━━ Records to use

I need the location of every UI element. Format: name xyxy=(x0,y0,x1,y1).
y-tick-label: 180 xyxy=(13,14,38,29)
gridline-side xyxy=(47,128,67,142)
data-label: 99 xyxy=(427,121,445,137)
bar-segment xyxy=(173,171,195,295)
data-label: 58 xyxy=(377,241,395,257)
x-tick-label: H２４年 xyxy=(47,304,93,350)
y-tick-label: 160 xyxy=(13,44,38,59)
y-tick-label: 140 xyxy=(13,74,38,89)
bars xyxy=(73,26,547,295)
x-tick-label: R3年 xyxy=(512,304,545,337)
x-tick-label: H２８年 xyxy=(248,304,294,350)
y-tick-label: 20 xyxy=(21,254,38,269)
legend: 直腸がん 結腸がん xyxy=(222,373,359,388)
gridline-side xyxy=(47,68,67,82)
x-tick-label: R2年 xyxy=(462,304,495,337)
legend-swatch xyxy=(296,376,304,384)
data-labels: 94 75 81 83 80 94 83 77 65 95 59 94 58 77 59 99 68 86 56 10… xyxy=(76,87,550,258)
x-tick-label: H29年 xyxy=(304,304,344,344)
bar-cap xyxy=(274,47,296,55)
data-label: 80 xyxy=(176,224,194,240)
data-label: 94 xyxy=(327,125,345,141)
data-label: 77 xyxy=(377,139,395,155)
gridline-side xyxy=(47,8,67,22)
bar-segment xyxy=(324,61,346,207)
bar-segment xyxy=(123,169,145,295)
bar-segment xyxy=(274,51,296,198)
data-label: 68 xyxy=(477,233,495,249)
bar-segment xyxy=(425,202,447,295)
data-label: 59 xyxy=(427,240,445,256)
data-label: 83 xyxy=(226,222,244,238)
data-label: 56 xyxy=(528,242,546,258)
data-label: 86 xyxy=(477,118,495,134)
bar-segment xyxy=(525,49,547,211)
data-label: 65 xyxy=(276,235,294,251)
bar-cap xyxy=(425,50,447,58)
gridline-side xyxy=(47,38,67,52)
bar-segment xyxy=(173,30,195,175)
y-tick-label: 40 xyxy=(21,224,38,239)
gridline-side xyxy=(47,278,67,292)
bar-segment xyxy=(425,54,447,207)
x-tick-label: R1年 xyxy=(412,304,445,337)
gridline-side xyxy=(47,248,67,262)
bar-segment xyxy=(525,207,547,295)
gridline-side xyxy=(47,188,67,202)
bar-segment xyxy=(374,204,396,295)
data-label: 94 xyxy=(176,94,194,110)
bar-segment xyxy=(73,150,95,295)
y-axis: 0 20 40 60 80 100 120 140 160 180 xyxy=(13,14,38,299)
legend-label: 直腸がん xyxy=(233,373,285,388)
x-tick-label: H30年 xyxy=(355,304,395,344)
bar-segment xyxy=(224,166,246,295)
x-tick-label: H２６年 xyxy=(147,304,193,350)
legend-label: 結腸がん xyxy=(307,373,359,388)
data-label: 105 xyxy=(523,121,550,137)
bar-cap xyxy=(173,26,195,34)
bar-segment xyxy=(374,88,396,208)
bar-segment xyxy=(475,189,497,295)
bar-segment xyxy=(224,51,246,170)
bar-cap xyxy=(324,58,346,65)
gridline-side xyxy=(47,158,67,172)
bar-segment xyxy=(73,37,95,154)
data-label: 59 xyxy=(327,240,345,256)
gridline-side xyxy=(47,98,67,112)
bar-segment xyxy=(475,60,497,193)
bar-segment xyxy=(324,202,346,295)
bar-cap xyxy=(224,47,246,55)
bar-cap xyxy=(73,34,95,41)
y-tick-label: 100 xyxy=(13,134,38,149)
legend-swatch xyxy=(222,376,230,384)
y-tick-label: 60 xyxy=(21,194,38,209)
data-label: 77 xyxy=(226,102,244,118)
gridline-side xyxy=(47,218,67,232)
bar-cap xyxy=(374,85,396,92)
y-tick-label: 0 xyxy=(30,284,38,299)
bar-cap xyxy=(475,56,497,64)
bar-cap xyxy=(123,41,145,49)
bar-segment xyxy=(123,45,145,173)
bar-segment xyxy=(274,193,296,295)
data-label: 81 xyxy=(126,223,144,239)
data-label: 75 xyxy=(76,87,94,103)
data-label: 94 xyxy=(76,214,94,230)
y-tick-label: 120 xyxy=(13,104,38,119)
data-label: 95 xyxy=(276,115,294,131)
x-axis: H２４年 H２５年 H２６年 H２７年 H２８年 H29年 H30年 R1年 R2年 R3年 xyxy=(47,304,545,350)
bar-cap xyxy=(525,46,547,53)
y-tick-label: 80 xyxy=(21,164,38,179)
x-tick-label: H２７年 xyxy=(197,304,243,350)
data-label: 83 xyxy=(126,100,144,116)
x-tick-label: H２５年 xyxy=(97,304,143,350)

━━━━

_The task_
Print every line of the records above, keeping each character and line break unchanged.

_Correct response_
I need the location of every UI element. Format: name xyxy=(x0,y0,x1,y1).
y-tick-label: 180 xyxy=(13,14,38,29)
gridline-side xyxy=(47,128,67,142)
data-label: 99 xyxy=(427,121,445,137)
bar-segment xyxy=(173,171,195,295)
data-label: 58 xyxy=(377,241,395,257)
x-tick-label: H２４年 xyxy=(47,304,93,350)
y-tick-label: 160 xyxy=(13,44,38,59)
y-tick-label: 140 xyxy=(13,74,38,89)
bars xyxy=(73,26,547,295)
x-tick-label: R3年 xyxy=(512,304,545,337)
x-tick-label: H２８年 xyxy=(248,304,294,350)
y-tick-label: 20 xyxy=(21,254,38,269)
legend: 直腸がん 結腸がん xyxy=(222,373,359,388)
gridline-side xyxy=(47,68,67,82)
x-tick-label: R2年 xyxy=(462,304,495,337)
legend-swatch xyxy=(296,376,304,384)
data-labels: 94 75 81 83 80 94 83 77 65 95 59 94 58 77 59 99 68 86 56 10… xyxy=(76,87,550,258)
x-tick-label: H29年 xyxy=(304,304,344,344)
bar-cap xyxy=(274,47,296,55)
data-label: 80 xyxy=(176,224,194,240)
data-label: 94 xyxy=(327,125,345,141)
data-label: 77 xyxy=(377,139,395,155)
gridline-side xyxy=(47,8,67,22)
bar-segment xyxy=(324,61,346,207)
bar-segment xyxy=(123,169,145,295)
bar-segment xyxy=(274,51,296,198)
data-label: 68 xyxy=(477,233,495,249)
bar-segment xyxy=(425,202,447,295)
data-label: 59 xyxy=(427,240,445,256)
data-label: 83 xyxy=(226,222,244,238)
data-label: 56 xyxy=(528,242,546,258)
data-label: 86 xyxy=(477,118,495,134)
bar-segment xyxy=(525,49,547,211)
data-label: 65 xyxy=(276,235,294,251)
bar-cap xyxy=(425,50,447,58)
gridline-side xyxy=(47,38,67,52)
bar-segment xyxy=(173,30,195,175)
y-tick-label: 40 xyxy=(21,224,38,239)
gridline-side xyxy=(47,278,67,292)
bar-segment xyxy=(425,54,447,207)
x-tick-label: R1年 xyxy=(412,304,445,337)
gridline-side xyxy=(47,248,67,262)
bar-segment xyxy=(525,207,547,295)
gridline-side xyxy=(47,188,67,202)
bar-segment xyxy=(374,204,396,295)
data-label: 94 xyxy=(176,94,194,110)
bar-segment xyxy=(73,150,95,295)
y-axis: 0 20 40 60 80 100 120 140 160 180 xyxy=(13,14,38,299)
legend-label: 直腸がん xyxy=(233,373,285,388)
x-tick-label: H30年 xyxy=(355,304,395,344)
bar-segment xyxy=(224,166,246,295)
x-tick-label: H２６年 xyxy=(147,304,193,350)
legend-label: 結腸がん xyxy=(307,373,359,388)
data-label: 105 xyxy=(523,121,550,137)
bar-cap xyxy=(173,26,195,34)
bar-segment xyxy=(374,88,396,208)
bar-segment xyxy=(475,189,497,295)
bar-segment xyxy=(224,51,246,170)
bar-cap xyxy=(324,58,346,65)
gridline-side xyxy=(47,158,67,172)
bar-segment xyxy=(73,37,95,154)
data-label: 59 xyxy=(327,240,345,256)
gridline-side xyxy=(47,98,67,112)
bar-segment xyxy=(475,60,497,193)
bar-segment xyxy=(324,202,346,295)
bar-cap xyxy=(224,47,246,55)
bar-cap xyxy=(73,34,95,41)
y-tick-label: 100 xyxy=(13,134,38,149)
legend-swatch xyxy=(222,376,230,384)
y-tick-label: 60 xyxy=(21,194,38,209)
data-label: 77 xyxy=(226,102,244,118)
gridline-side xyxy=(47,218,67,232)
bar-cap xyxy=(374,85,396,92)
y-tick-label: 0 xyxy=(30,284,38,299)
bar-cap xyxy=(475,56,497,64)
bar-cap xyxy=(123,41,145,49)
bar-segment xyxy=(123,45,145,173)
bar-segment xyxy=(274,193,296,295)
data-label: 81 xyxy=(126,223,144,239)
data-label: 75 xyxy=(76,87,94,103)
data-label: 94 xyxy=(76,214,94,230)
y-tick-label: 120 xyxy=(13,104,38,119)
data-label: 95 xyxy=(276,115,294,131)
x-axis: H２４年 H２５年 H２６年 H２７年 H２８年 H29年 H30年 R1年 R2年 R3年 xyxy=(47,304,545,350)
bar-cap xyxy=(525,46,547,53)
y-tick-label: 80 xyxy=(21,164,38,179)
x-tick-label: H２７年 xyxy=(197,304,243,350)
data-label: 83 xyxy=(126,100,144,116)
x-tick-label: H２５年 xyxy=(97,304,143,350)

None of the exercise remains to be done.